TASK DETAILS — Copy out the data below verbatim.

RECORDS FOR THE TASK —
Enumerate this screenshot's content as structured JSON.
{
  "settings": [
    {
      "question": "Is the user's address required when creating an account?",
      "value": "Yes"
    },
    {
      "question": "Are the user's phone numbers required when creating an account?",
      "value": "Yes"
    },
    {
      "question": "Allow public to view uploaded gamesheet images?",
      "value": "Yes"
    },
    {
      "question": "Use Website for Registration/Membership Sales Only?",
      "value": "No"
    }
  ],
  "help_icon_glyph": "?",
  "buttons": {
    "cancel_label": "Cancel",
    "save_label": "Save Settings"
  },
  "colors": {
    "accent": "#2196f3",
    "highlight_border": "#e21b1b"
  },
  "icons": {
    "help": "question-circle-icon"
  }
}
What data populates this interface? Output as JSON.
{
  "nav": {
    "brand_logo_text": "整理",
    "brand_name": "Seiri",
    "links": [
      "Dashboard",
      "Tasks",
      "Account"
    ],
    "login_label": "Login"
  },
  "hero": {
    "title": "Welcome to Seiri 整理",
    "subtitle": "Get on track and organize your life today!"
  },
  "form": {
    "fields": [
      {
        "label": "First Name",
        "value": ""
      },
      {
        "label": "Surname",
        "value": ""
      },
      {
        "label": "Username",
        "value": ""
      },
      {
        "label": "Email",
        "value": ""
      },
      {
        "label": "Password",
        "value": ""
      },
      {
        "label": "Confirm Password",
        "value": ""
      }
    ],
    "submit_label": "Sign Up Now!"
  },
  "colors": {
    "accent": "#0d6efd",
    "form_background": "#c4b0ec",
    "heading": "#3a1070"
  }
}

OUTPUT OF THE EXERCISE —
Enumerate this screenshot's content as structured JSON.
{
  "settings": [
    {
      "question": "Is the user's address required when creating an account?",
      "value": "Yes"
    },
    {
      "question": "Are the user's phone numbers required when creating an account?",
      "value": "Yes"
    },
    {
      "question": "Allow public to view uploaded gamesheet images?",
      "value": "Yes"
    },
    {
      "question": "Use Website for Registration/Membership Sales Only?",
      "value": "No"
    }
  ],
  "help_icon_glyph": "?",
  "buttons": {
    "cancel_label": "Cancel",
    "save_label": "Save Settings"
  },
  "colors": {
    "accent": "#2196f3",
    "highlight_border": "#e21b1b"
  },
  "icons": {
    "help": "question-circle-icon"
  }
}
What data populates this interface? Output as JSON.
{
  "nav": {
    "brand_logo_text": "整理",
    "brand_name": "Seiri",
    "links": [
      "Dashboard",
      "Tasks",
      "Account"
    ],
    "login_label": "Login"
  },
  "hero": {
    "title": "Welcome to Seiri 整理",
    "subtitle": "Get on track and organize your life today!"
  },
  "form": {
    "fields": [
      {
        "label": "First Name",
        "value": ""
      },
      {
        "label": "Surname",
        "value": ""
      },
      {
        "label": "Username",
        "value": ""
      },
      {
        "label": "Email",
        "value": ""
      },
      {
        "label": "Password",
        "value": ""
      },
      {
        "label": "Confirm Password",
        "value": ""
      }
    ],
    "submit_label": "Sign Up Now!"
  },
  "colors": {
    "accent": "#0d6efd",
    "form_background": "#c4b0ec",
    "heading": "#3a1070"
  }
}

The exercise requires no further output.